(Entries with figure data)
— START —

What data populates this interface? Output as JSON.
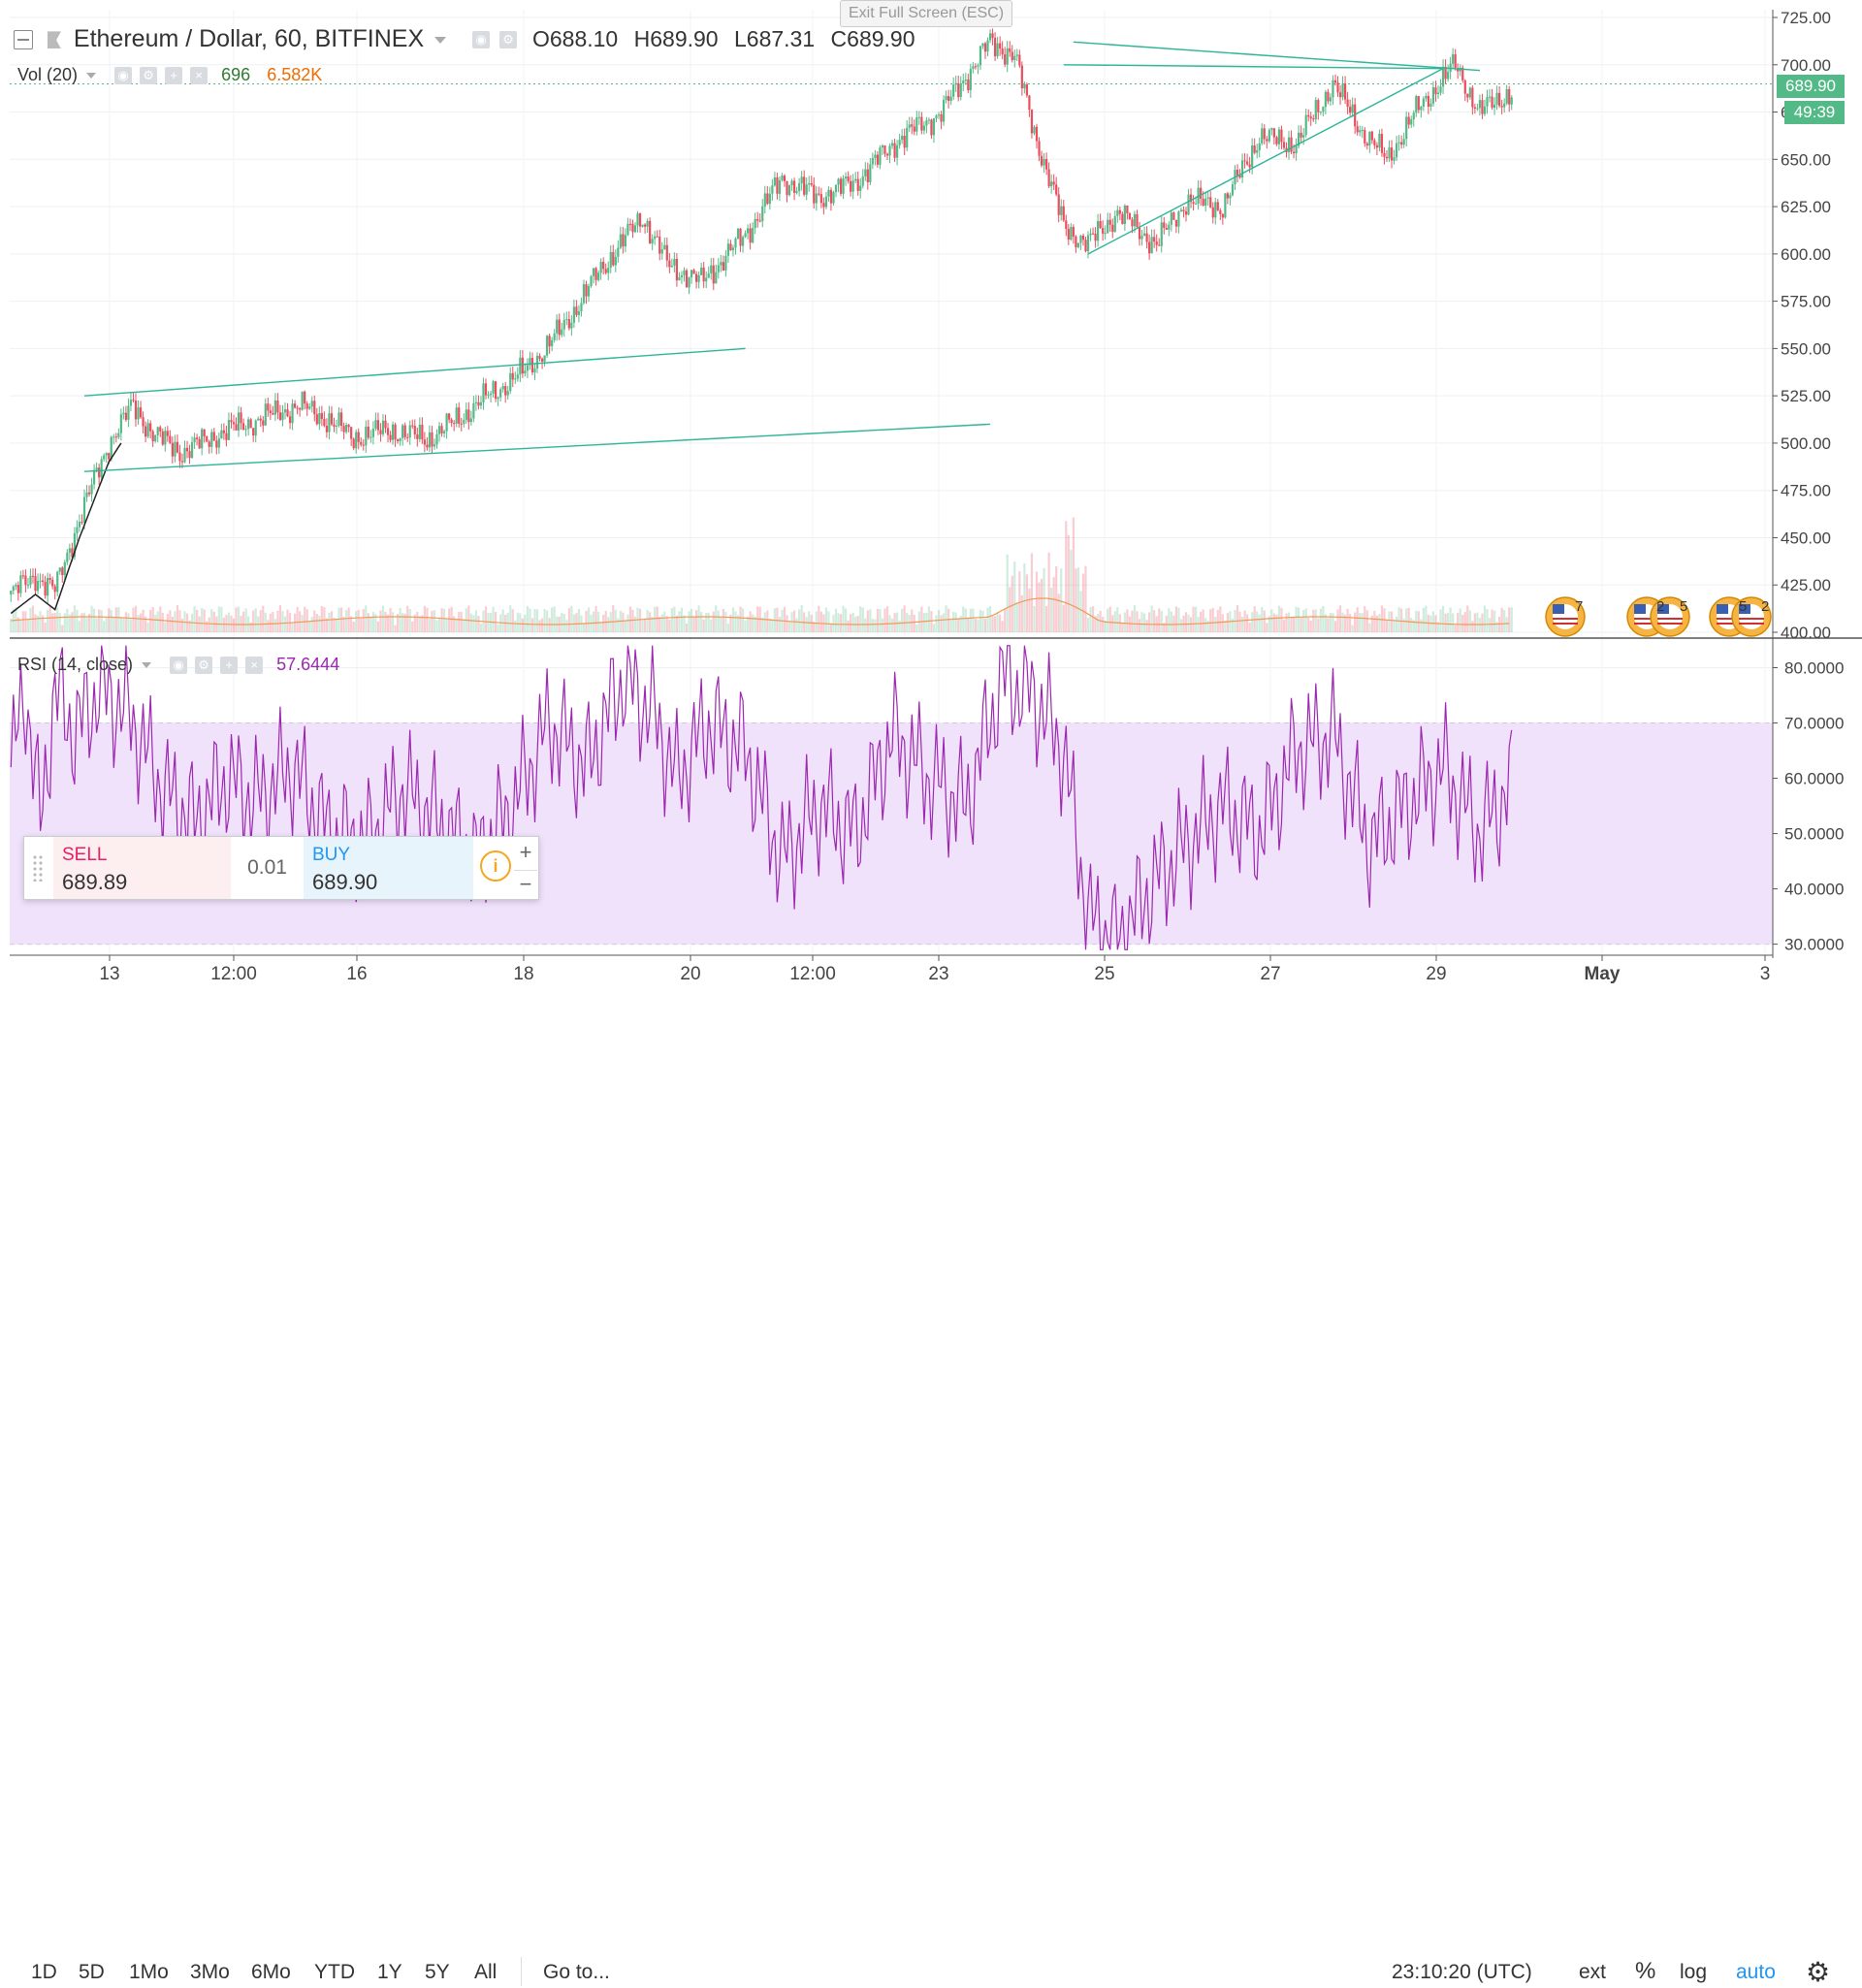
{
  "header": {
    "symbol": "Ethereum / Dollar, 60, BITFINEX",
    "open_label": "O",
    "open": "688.10",
    "high_label": "H",
    "high": "689.90",
    "low_label": "L",
    "low": "687.31",
    "close_label": "C",
    "close": "689.90"
  },
  "tooltip": "Exit Full Screen (ESC)",
  "volume": {
    "label": "Vol (20)",
    "value": "696",
    "ma": "6.582K"
  },
  "rsi": {
    "label": "RSI (14, close)",
    "value": "57.6444"
  },
  "price_axis": {
    "ticks": [
      "725.00",
      "700.00",
      "675.00",
      "650.00",
      "625.00",
      "600.00",
      "575.00",
      "550.00",
      "525.00",
      "500.00",
      "475.00",
      "450.00",
      "425.00",
      "400.00"
    ],
    "last_price": "689.90",
    "countdown": "49:39"
  },
  "rsi_axis": {
    "ticks": [
      "80.0000",
      "70.0000",
      "60.0000",
      "50.0000",
      "40.0000",
      "30.0000"
    ]
  },
  "time_axis": [
    "13",
    "12:00",
    "16",
    "18",
    "20",
    "12:00",
    "23",
    "25",
    "27",
    "29",
    "May",
    "3"
  ],
  "events": [
    "7",
    "2",
    "5",
    "5",
    "2"
  ],
  "trade_panel": {
    "sell_label": "SELL",
    "sell_price": "689.89",
    "spread": "0.01",
    "buy_label": "BUY",
    "buy_price": "689.90"
  },
  "bottom_bar": {
    "timeframes": [
      "1D",
      "5D",
      "1Mo",
      "3Mo",
      "6Mo",
      "YTD",
      "1Y",
      "5Y",
      "All"
    ],
    "goto": "Go to...",
    "clock": "23:10:20 (UTC)",
    "ext": "ext",
    "percent": "%",
    "log": "log",
    "auto": "auto"
  },
  "colors": {
    "up": "#53b987",
    "down": "#eb4d5c",
    "trend": "#2cb597",
    "rsi_line": "#9c27b0",
    "rsi_band": "#f0e2fb",
    "accent": "#2196f3",
    "price_label": "#53b987"
  },
  "chart_data": {
    "type": "candlestick",
    "price_range": [
      400,
      725
    ],
    "rsi_range": [
      28,
      85
    ],
    "rsi_band": [
      30,
      70
    ],
    "anchors": [
      [
        0,
        420
      ],
      [
        10,
        430
      ],
      [
        18,
        422
      ],
      [
        28,
        460
      ],
      [
        40,
        500
      ],
      [
        50,
        520
      ],
      [
        58,
        505
      ],
      [
        70,
        495
      ],
      [
        85,
        505
      ],
      [
        100,
        512
      ],
      [
        118,
        520
      ],
      [
        130,
        512
      ],
      [
        140,
        503
      ],
      [
        155,
        507
      ],
      [
        170,
        502
      ],
      [
        180,
        510
      ],
      [
        195,
        525
      ],
      [
        210,
        538
      ],
      [
        225,
        560
      ],
      [
        240,
        590
      ],
      [
        258,
        620
      ],
      [
        268,
        595
      ],
      [
        282,
        585
      ],
      [
        300,
        610
      ],
      [
        315,
        640
      ],
      [
        330,
        630
      ],
      [
        345,
        638
      ],
      [
        362,
        660
      ],
      [
        380,
        675
      ],
      [
        400,
        712
      ],
      [
        410,
        705
      ],
      [
        418,
        665
      ],
      [
        430,
        615
      ],
      [
        440,
        605
      ],
      [
        452,
        622
      ],
      [
        468,
        605
      ],
      [
        480,
        628
      ],
      [
        495,
        625
      ],
      [
        510,
        662
      ],
      [
        525,
        658
      ],
      [
        540,
        690
      ],
      [
        552,
        665
      ],
      [
        562,
        650
      ],
      [
        575,
        677
      ],
      [
        590,
        700
      ],
      [
        600,
        675
      ],
      [
        612,
        685
      ]
    ],
    "rsi_anchors": [
      [
        0,
        62
      ],
      [
        6,
        76
      ],
      [
        12,
        52
      ],
      [
        18,
        76
      ],
      [
        26,
        68
      ],
      [
        36,
        76
      ],
      [
        48,
        72
      ],
      [
        62,
        58
      ],
      [
        75,
        52
      ],
      [
        88,
        60
      ],
      [
        100,
        56
      ],
      [
        115,
        62
      ],
      [
        130,
        50
      ],
      [
        145,
        48
      ],
      [
        160,
        58
      ],
      [
        175,
        52
      ],
      [
        190,
        45
      ],
      [
        205,
        55
      ],
      [
        220,
        70
      ],
      [
        235,
        62
      ],
      [
        250,
        78
      ],
      [
        262,
        72
      ],
      [
        272,
        60
      ],
      [
        285,
        70
      ],
      [
        300,
        65
      ],
      [
        315,
        45
      ],
      [
        330,
        55
      ],
      [
        345,
        50
      ],
      [
        360,
        68
      ],
      [
        375,
        60
      ],
      [
        390,
        55
      ],
      [
        405,
        78
      ],
      [
        418,
        75
      ],
      [
        430,
        65
      ],
      [
        440,
        35
      ],
      [
        452,
        30
      ],
      [
        465,
        40
      ],
      [
        480,
        48
      ],
      [
        495,
        55
      ],
      [
        510,
        50
      ],
      [
        525,
        65
      ],
      [
        540,
        68
      ],
      [
        555,
        48
      ],
      [
        570,
        55
      ],
      [
        585,
        62
      ],
      [
        600,
        50
      ],
      [
        612,
        58
      ]
    ],
    "trendlines": [
      [
        30,
        525,
        300,
        550
      ],
      [
        30,
        485,
        400,
        510
      ],
      [
        430,
        700,
        585,
        698
      ],
      [
        440,
        600,
        585,
        698
      ],
      [
        434,
        712,
        600,
        697
      ]
    ]
  }
}
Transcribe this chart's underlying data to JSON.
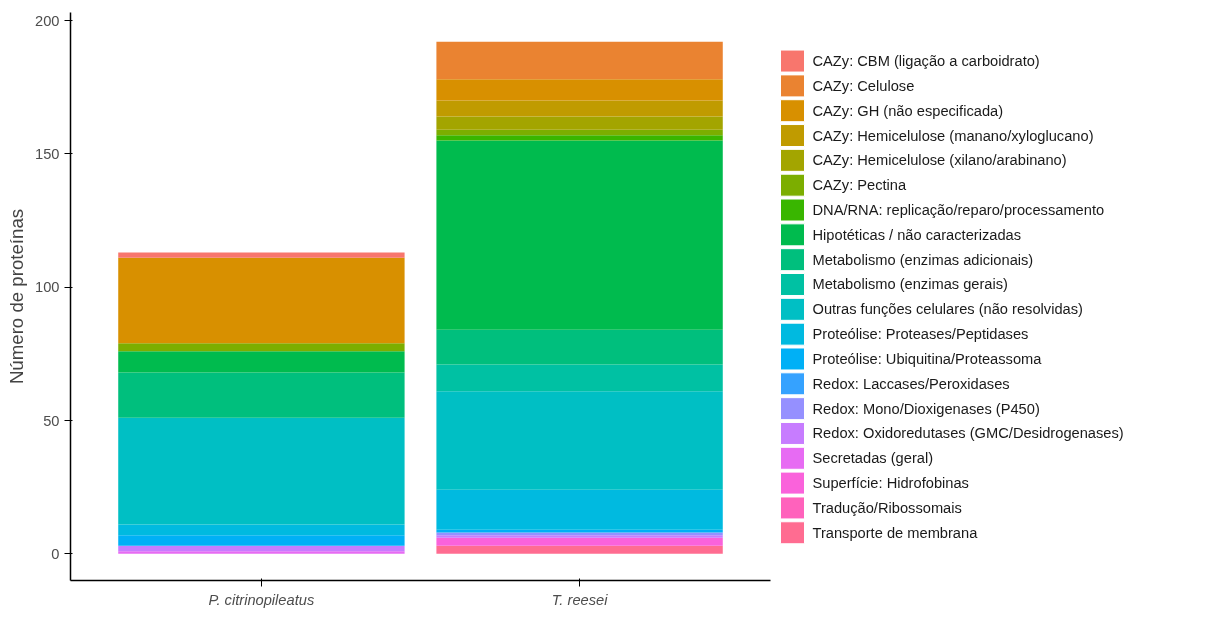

— END —

## Problem details
Set down the records in full and exactly. Do not carry over any image.

## Task answer
What data populates this interface? Output as JSON.
{
  "header": {
    "symbol": "Ethereum / Dollar, 60, BITFINEX",
    "open_label": "O",
    "open": "688.10",
    "high_label": "H",
    "high": "689.90",
    "low_label": "L",
    "low": "687.31",
    "close_label": "C",
    "close": "689.90"
  },
  "tooltip": "Exit Full Screen (ESC)",
  "volume": {
    "label": "Vol (20)",
    "value": "696",
    "ma": "6.582K"
  },
  "rsi": {
    "label": "RSI (14, close)",
    "value": "57.6444"
  },
  "price_axis": {
    "ticks": [
      "725.00",
      "700.00",
      "675.00",
      "650.00",
      "625.00",
      "600.00",
      "575.00",
      "550.00",
      "525.00",
      "500.00",
      "475.00",
      "450.00",
      "425.00",
      "400.00"
    ],
    "last_price": "689.90",
    "countdown": "49:39"
  },
  "rsi_axis": {
    "ticks": [
      "80.0000",
      "70.0000",
      "60.0000",
      "50.0000",
      "40.0000",
      "30.0000"
    ]
  },
  "time_axis": [
    "13",
    "12:00",
    "16",
    "18",
    "20",
    "12:00",
    "23",
    "25",
    "27",
    "29",
    "May",
    "3"
  ],
  "events": [
    "7",
    "2",
    "5",
    "5",
    "2"
  ],
  "trade_panel": {
    "sell_label": "SELL",
    "sell_price": "689.89",
    "spread": "0.01",
    "buy_label": "BUY",
    "buy_price": "689.90"
  },
  "bottom_bar": {
    "timeframes": [
      "1D",
      "5D",
      "1Mo",
      "3Mo",
      "6Mo",
      "YTD",
      "1Y",
      "5Y",
      "All"
    ],
    "goto": "Go to...",
    "clock": "23:10:20 (UTC)",
    "ext": "ext",
    "percent": "%",
    "log": "log",
    "auto": "auto"
  },
  "colors": {
    "up": "#53b987",
    "down": "#eb4d5c",
    "trend": "#2cb597",
    "rsi_line": "#9c27b0",
    "rsi_band": "#f0e2fb",
    "accent": "#2196f3",
    "price_label": "#53b987"
  },
  "chart_data": {
    "type": "candlestick",
    "price_range": [
      400,
      725
    ],
    "rsi_range": [
      28,
      85
    ],
    "rsi_band": [
      30,
      70
    ],
    "anchors": [
      [
        0,
        420
      ],
      [
        10,
        430
      ],
      [
        18,
        422
      ],
      [
        28,
        460
      ],
      [
        40,
        500
      ],
      [
        50,
        520
      ],
      [
        58,
        505
      ],
      [
        70,
        495
      ],
      [
        85,
        505
      ],
      [
        100,
        512
      ],
      [
        118,
        520
      ],
      [
        130,
        512
      ],
      [
        140,
        503
      ],
      [
        155,
        507
      ],
      [
        170,
        502
      ],
      [
        180,
        510
      ],
      [
        195,
        525
      ],
      [
        210,
        538
      ],
      [
        225,
        560
      ],
      [
        240,
        590
      ],
      [
        258,
        620
      ],
      [
        268,
        595
      ],
      [
        282,
        585
      ],
      [
        300,
        610
      ],
      [
        315,
        640
      ],
      [
        330,
        630
      ],
      [
        345,
        638
      ],
      [
        362,
        660
      ],
      [
        380,
        675
      ],
      [
        400,
        712
      ],
      [
        410,
        705
      ],
      [
        418,
        665
      ],
      [
        430,
        615
      ],
      [
        440,
        605
      ],
      [
        452,
        622
      ],
      [
        468,
        605
      ],
      [
        480,
        628
      ],
      [
        495,
        625
      ],
      [
        510,
        662
      ],
      [
        525,
        658
      ],
      [
        540,
        690
      ],
      [
        552,
        665
      ],
      [
        562,
        650
      ],
      [
        575,
        677
      ],
      [
        590,
        700
      ],
      [
        600,
        675
      ],
      [
        612,
        685
      ]
    ],
    "rsi_anchors": [
      [
        0,
        62
      ],
      [
        6,
        76
      ],
      [
        12,
        52
      ],
      [
        18,
        76
      ],
      [
        26,
        68
      ],
      [
        36,
        76
      ],
      [
        48,
        72
      ],
      [
        62,
        58
      ],
      [
        75,
        52
      ],
      [
        88,
        60
      ],
      [
        100,
        56
      ],
      [
        115,
        62
      ],
      [
        130,
        50
      ],
      [
        145,
        48
      ],
      [
        160,
        58
      ],
      [
        175,
        52
      ],
      [
        190,
        45
      ],
      [
        205,
        55
      ],
      [
        220,
        70
      ],
      [
        235,
        62
      ],
      [
        250,
        78
      ],
      [
        262,
        72
      ],
      [
        272,
        60
      ],
      [
        285,
        70
      ],
      [
        300,
        65
      ],
      [
        315,
        45
      ],
      [
        330,
        55
      ],
      [
        345,
        50
      ],
      [
        360,
        68
      ],
      [
        375,
        60
      ],
      [
        390,
        55
      ],
      [
        405,
        78
      ],
      [
        418,
        75
      ],
      [
        430,
        65
      ],
      [
        440,
        35
      ],
      [
        452,
        30
      ],
      [
        465,
        40
      ],
      [
        480,
        48
      ],
      [
        495,
        55
      ],
      [
        510,
        50
      ],
      [
        525,
        65
      ],
      [
        540,
        68
      ],
      [
        555,
        48
      ],
      [
        570,
        55
      ],
      [
        585,
        62
      ],
      [
        600,
        50
      ],
      [
        612,
        58
      ]
    ],
    "trendlines": [
      [
        30,
        525,
        300,
        550
      ],
      [
        30,
        485,
        400,
        510
      ],
      [
        430,
        700,
        585,
        698
      ],
      [
        440,
        600,
        585,
        698
      ],
      [
        434,
        712,
        600,
        697
      ]
    ]
  }
}
Transcribe this chart's underlying data to JSON.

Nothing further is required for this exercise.